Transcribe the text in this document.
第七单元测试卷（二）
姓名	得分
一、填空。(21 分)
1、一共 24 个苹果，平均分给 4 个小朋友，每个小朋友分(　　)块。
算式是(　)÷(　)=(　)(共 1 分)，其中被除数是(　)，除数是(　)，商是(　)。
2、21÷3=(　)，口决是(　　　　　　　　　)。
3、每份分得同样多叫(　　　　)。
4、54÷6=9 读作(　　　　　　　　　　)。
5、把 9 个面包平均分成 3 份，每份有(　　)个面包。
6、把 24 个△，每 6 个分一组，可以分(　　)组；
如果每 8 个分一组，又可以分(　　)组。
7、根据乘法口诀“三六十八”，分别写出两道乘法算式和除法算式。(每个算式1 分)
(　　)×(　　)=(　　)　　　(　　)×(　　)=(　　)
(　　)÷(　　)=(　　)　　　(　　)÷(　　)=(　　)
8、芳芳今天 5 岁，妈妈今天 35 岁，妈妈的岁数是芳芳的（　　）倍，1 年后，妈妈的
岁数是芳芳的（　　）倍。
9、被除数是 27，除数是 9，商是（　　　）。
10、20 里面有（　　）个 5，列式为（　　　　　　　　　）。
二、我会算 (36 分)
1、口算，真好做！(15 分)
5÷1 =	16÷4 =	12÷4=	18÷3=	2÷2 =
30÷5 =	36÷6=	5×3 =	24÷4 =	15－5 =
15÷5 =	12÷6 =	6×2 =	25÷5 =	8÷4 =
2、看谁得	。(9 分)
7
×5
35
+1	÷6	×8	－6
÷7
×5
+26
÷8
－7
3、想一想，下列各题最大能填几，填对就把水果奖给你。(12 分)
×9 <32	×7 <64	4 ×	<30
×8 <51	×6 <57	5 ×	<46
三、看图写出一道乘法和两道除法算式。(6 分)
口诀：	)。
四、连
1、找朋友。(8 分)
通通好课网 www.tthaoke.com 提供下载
● ● ● ● ●
#### [Stated task]
Recopy all the lines exactly as they appear.

#### [The response]
Transcribe the text in this document.
第七单元测试卷（二）
姓名	得分
一、填空。(21 分)
1、一共 24 个苹果，平均分给 4 个小朋友，每个小朋友分(　　)块。
算式是(　)÷(　)=(　)(共 1 分)，其中被除数是(　)，除数是(　)，商是(　)。
2、21÷3=(　)，口决是(　　　　　　　　　)。
3、每份分得同样多叫(　　　　)。
4、54÷6=9 读作(　　　　　　　　　　)。
5、把 9 个面包平均分成 3 份，每份有(　　)个面包。
6、把 24 个△，每 6 个分一组，可以分(　　)组；
如果每 8 个分一组，又可以分(　　)组。
7、根据乘法口诀“三六十八”，分别写出两道乘法算式和除法算式。(每个算式1 分)
(　　)×(　　)=(　　)　　　(　　)×(　　)=(　　)
(　　)÷(　　)=(　　)　　　(　　)÷(　　)=(　　)
8、芳芳今天 5 岁，妈妈今天 35 岁，妈妈的岁数是芳芳的（　　）倍，1 年后，妈妈的
岁数是芳芳的（　　）倍。
9、被除数是 27，除数是 9，商是（　　　）。
10、20 里面有（　　）个 5，列式为（　　　　　　　　　）。
二、我会算 (36 分)
1、口算，真好做！(15 分)
5÷1 =	16÷4 =	12÷4=	18÷3=	2÷2 =
30÷5 =	36÷6=	5×3 =	24÷4 =	15－5 =
15÷5 =	12÷6 =	6×2 =	25÷5 =	8÷4 =
2、看谁得	。(9 分)
7
×5
35
+1	÷6	×8	－6
÷7
×5
+26
÷8
－7
3、想一想，下列各题最大能填几，填对就把水果奖给你。(12 分)
×9 <32	×7 <64	4 ×	<30
×8 <51	×6 <57	5 ×	<46
三、看图写出一道乘法和两道除法算式。(6 分)
口诀：	)。
四、连
1、找朋友。(8 分)
通通好课网 www.tthaoke.com 提供下载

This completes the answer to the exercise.